Problem to work on:
Report only how many lines of the entries below contain the string "into".

Data for this task:

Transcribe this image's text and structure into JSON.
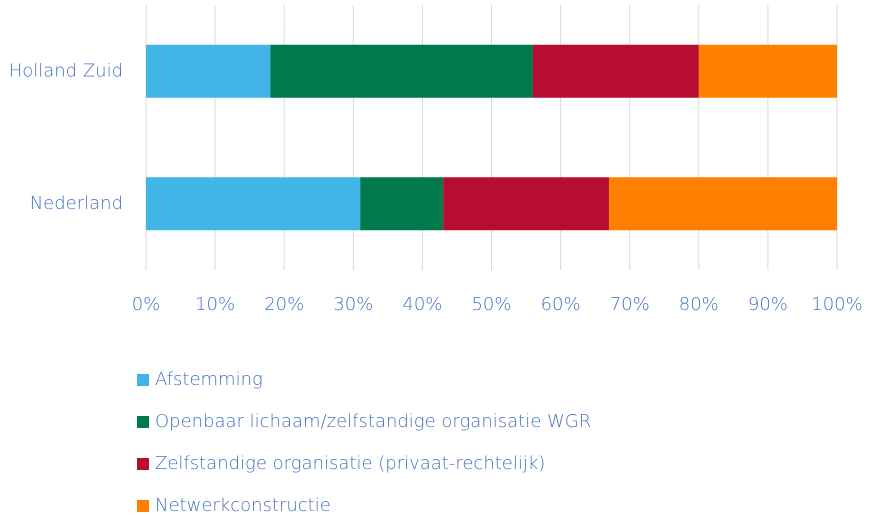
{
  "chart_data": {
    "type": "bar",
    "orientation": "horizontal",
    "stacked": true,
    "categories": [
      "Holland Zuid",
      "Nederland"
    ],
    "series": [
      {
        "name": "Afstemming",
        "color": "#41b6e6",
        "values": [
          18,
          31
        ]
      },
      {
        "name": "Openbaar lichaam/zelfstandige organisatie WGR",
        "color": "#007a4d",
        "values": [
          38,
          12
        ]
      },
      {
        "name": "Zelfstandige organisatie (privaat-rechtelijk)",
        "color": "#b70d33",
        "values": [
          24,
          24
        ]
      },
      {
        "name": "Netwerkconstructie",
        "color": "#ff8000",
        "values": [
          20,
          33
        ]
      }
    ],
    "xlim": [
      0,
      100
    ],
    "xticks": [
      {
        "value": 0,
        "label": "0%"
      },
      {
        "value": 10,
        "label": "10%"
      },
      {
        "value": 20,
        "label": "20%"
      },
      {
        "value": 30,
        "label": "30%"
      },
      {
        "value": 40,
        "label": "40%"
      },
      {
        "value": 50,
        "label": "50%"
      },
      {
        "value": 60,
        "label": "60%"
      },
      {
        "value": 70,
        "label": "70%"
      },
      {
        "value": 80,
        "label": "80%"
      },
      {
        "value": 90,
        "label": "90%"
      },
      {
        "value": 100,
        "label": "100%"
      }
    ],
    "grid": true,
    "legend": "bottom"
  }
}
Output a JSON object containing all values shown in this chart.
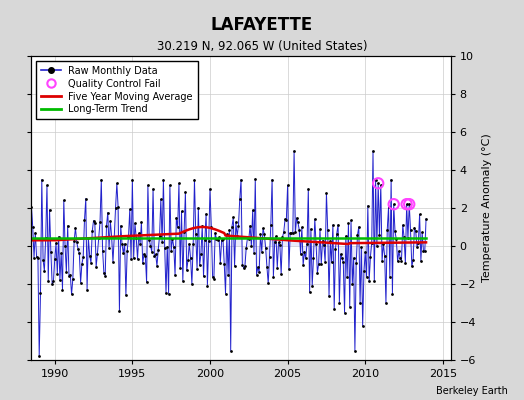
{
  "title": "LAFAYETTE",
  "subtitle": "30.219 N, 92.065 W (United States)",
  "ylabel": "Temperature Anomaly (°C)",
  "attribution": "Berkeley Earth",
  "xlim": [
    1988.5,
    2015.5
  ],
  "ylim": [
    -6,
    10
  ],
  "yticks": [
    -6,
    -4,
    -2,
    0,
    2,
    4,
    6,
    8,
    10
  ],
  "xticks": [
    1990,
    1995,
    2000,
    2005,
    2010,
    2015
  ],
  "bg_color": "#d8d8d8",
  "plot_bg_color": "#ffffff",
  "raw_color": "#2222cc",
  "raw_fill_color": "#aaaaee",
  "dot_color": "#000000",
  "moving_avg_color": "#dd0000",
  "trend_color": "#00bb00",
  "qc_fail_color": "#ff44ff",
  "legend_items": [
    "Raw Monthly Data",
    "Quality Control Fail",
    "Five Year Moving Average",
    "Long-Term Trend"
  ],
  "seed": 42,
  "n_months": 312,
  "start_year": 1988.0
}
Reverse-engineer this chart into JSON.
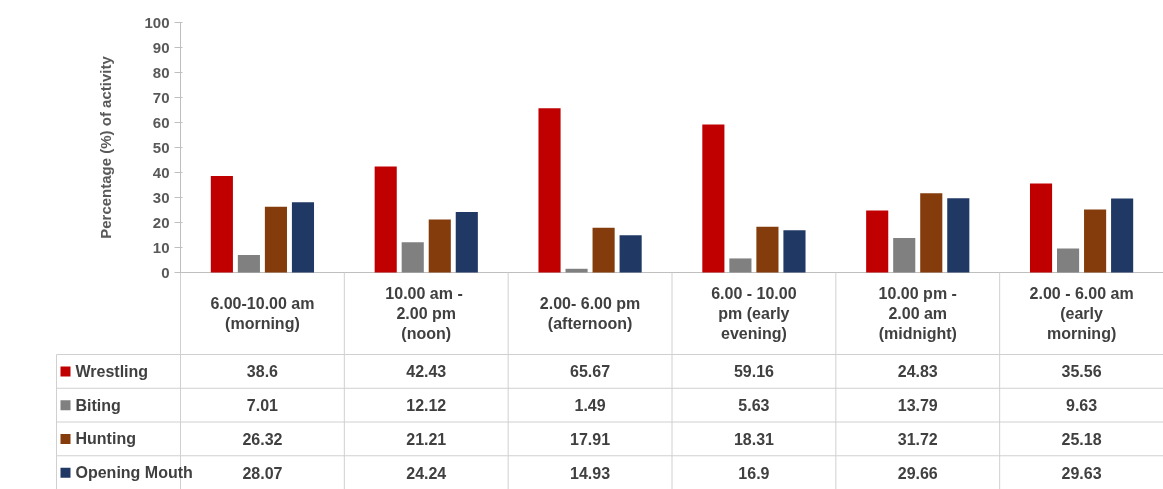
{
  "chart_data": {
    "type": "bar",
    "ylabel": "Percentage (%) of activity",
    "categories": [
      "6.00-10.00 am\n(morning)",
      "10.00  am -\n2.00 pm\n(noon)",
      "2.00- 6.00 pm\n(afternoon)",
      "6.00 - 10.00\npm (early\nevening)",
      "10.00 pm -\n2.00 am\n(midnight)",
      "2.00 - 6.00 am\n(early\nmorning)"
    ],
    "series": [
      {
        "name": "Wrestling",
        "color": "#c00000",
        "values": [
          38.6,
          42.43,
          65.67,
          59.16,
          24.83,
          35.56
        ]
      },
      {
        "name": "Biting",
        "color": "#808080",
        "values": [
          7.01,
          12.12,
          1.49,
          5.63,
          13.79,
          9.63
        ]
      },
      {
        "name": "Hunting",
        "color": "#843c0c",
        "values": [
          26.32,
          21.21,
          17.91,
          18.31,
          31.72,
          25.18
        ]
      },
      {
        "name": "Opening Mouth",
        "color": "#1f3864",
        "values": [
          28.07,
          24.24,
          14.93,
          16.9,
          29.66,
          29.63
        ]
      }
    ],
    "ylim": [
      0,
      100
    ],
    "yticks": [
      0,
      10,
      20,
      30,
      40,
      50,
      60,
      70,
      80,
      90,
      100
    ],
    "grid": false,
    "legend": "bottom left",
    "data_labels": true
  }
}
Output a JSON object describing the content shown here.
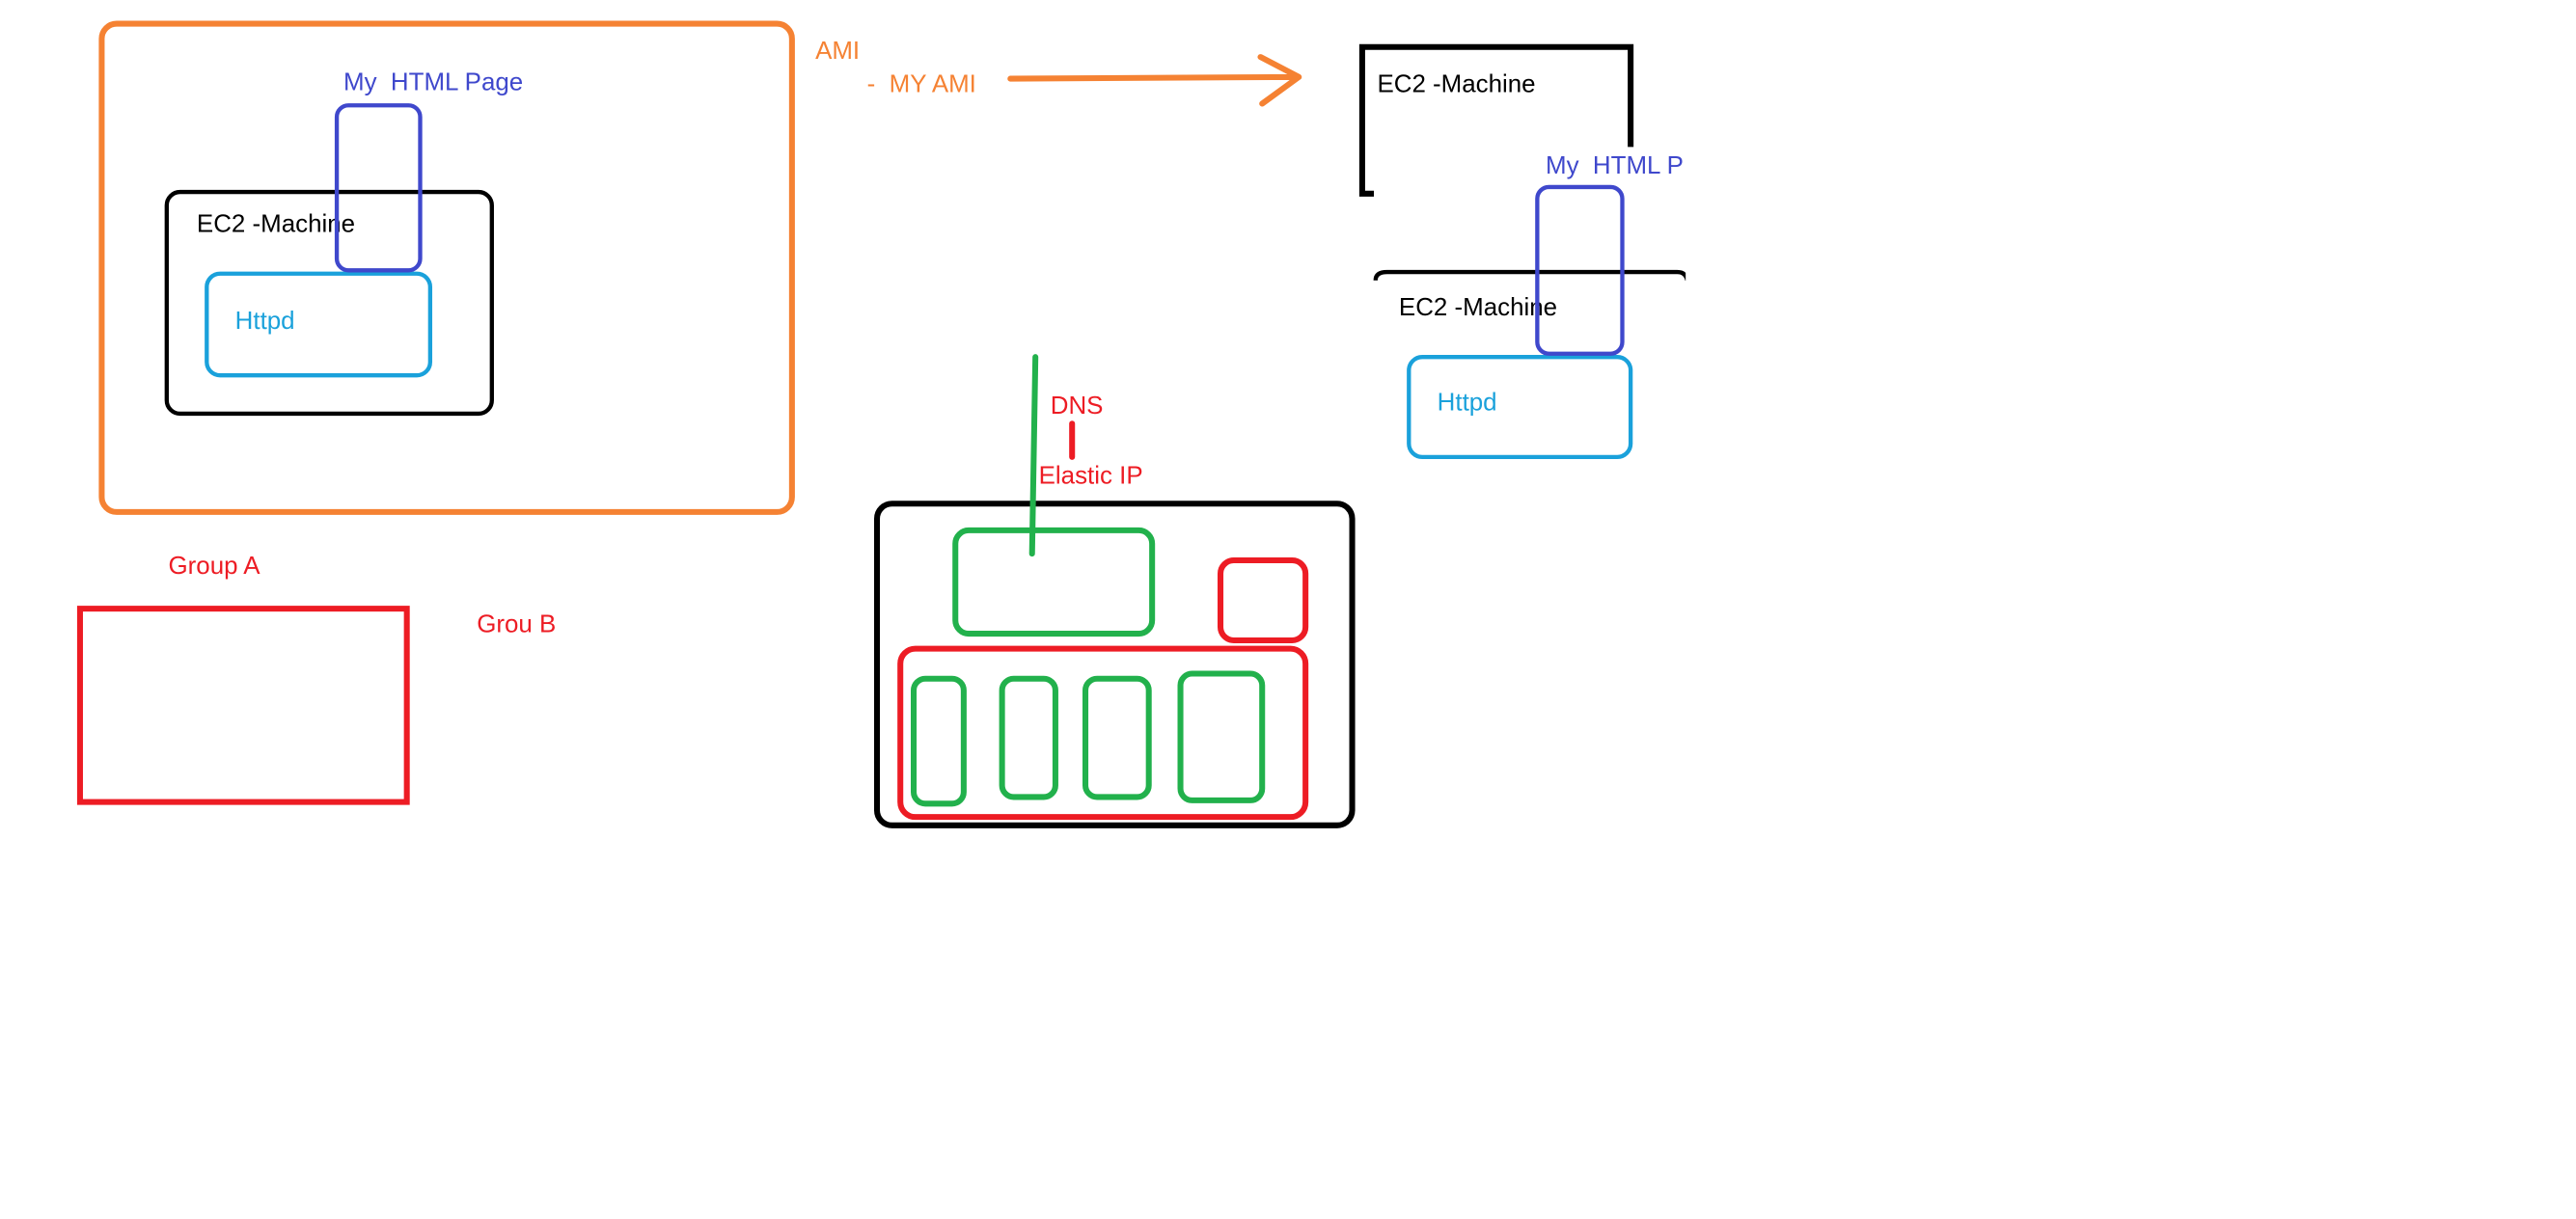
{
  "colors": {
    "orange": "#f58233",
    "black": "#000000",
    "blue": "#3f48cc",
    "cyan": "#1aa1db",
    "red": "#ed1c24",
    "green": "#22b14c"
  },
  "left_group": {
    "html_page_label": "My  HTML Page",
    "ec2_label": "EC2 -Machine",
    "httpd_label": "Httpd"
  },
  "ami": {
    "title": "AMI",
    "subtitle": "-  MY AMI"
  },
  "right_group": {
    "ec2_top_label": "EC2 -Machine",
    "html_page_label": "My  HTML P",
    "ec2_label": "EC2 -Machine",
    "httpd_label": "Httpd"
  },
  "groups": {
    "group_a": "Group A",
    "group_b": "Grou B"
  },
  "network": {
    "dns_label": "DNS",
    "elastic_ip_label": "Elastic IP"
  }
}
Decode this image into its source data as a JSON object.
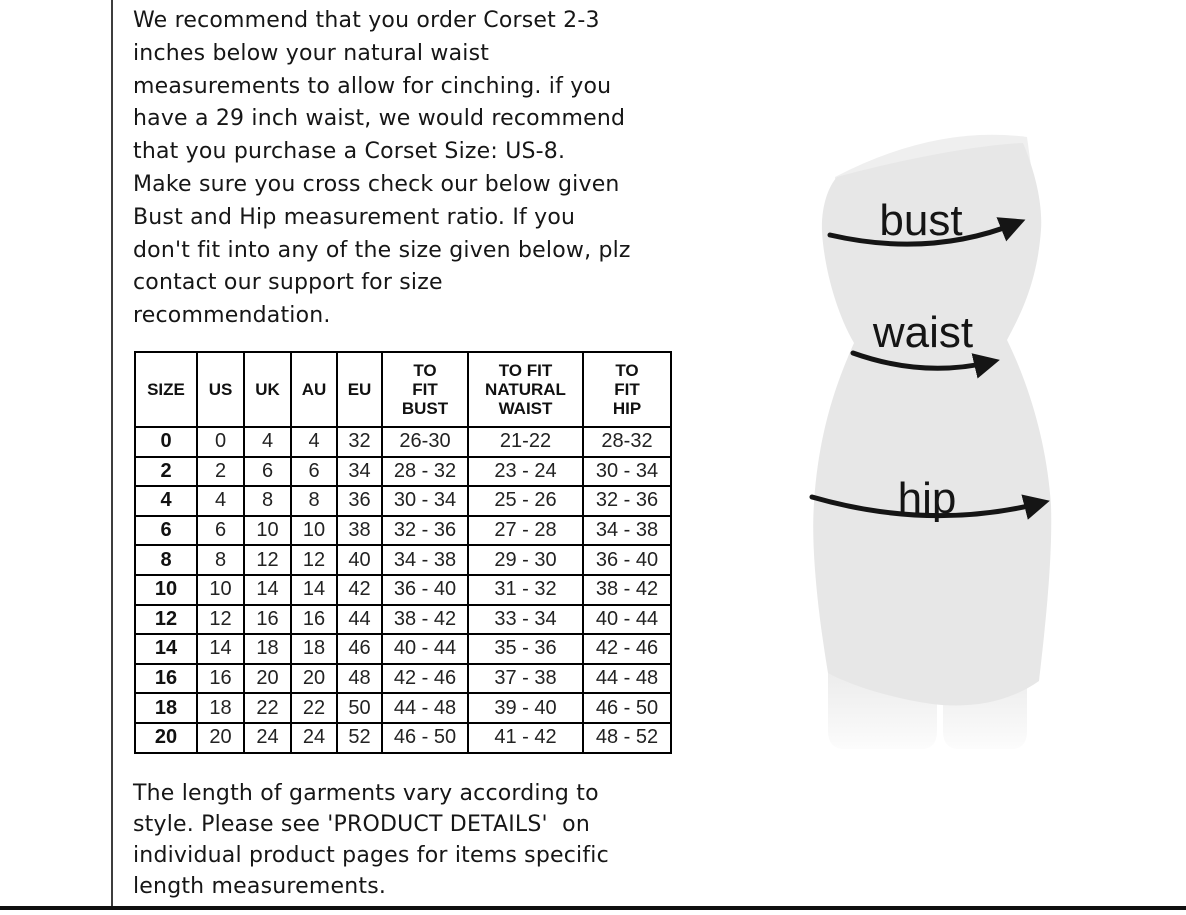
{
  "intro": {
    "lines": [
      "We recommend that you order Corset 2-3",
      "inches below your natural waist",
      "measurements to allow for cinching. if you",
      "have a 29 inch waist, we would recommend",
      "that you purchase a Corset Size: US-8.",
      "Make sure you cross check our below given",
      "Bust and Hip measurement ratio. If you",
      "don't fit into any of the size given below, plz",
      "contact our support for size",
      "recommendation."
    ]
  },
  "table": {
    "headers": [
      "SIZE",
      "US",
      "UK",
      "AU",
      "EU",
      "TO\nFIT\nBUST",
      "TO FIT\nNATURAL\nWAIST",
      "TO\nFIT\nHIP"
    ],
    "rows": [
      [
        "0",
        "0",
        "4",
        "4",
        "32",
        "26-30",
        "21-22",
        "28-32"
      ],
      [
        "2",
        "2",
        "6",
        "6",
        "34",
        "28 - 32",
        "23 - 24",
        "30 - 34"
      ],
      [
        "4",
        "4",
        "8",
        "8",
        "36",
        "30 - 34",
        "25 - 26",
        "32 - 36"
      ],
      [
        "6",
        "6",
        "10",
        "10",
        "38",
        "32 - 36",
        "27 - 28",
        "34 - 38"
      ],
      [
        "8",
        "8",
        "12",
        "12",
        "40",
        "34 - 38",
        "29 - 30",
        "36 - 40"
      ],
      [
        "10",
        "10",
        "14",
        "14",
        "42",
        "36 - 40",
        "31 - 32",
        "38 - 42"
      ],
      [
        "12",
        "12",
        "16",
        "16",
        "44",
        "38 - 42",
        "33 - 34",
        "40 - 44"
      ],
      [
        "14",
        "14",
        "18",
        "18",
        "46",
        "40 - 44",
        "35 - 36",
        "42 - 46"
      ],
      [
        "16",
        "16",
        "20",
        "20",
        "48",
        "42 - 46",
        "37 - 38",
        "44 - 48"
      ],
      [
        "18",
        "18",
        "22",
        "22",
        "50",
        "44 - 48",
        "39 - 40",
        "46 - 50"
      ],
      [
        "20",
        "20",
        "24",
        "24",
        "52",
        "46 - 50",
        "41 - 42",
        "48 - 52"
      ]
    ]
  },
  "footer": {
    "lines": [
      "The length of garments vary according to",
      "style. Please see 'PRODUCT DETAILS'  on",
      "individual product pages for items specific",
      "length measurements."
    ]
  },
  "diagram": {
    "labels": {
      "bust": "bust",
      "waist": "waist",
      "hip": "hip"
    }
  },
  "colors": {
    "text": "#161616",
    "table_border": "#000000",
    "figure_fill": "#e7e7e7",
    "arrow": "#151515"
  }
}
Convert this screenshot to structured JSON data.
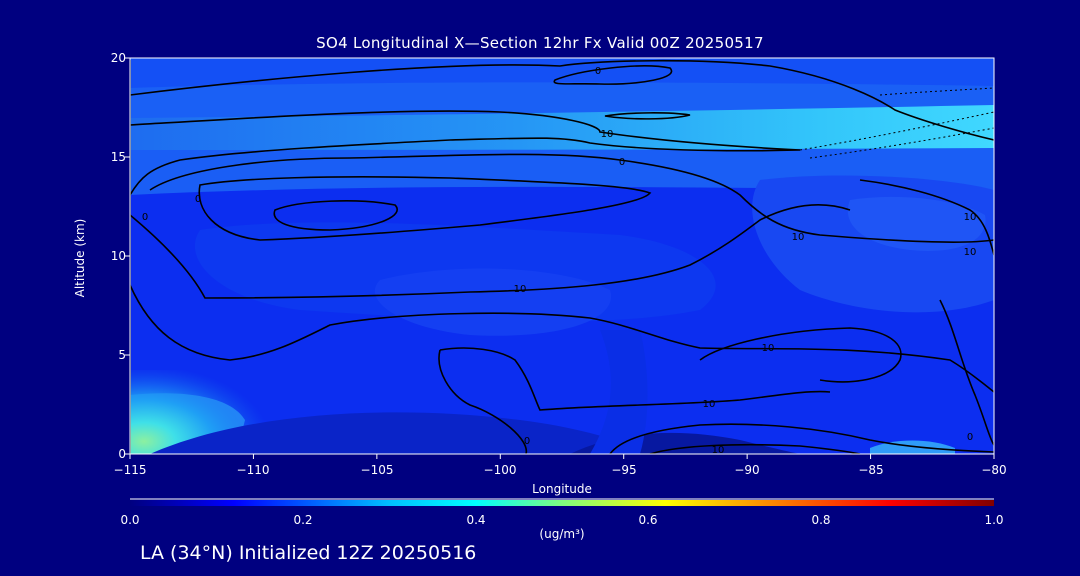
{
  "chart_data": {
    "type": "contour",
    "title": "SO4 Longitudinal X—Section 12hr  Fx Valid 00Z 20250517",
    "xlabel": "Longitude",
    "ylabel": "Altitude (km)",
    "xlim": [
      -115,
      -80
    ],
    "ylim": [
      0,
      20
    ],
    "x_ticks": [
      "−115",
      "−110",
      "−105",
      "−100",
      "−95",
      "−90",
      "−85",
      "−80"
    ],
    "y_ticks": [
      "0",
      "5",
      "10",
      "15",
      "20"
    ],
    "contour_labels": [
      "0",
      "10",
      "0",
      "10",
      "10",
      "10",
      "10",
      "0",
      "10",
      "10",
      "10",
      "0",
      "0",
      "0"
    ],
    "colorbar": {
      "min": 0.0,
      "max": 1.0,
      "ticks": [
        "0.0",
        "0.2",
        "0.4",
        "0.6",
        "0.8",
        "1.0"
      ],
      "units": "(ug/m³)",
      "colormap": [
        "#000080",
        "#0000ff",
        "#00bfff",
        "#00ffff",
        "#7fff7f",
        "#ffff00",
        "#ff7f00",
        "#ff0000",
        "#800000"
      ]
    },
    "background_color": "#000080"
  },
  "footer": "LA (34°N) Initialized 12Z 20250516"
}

Task output:
4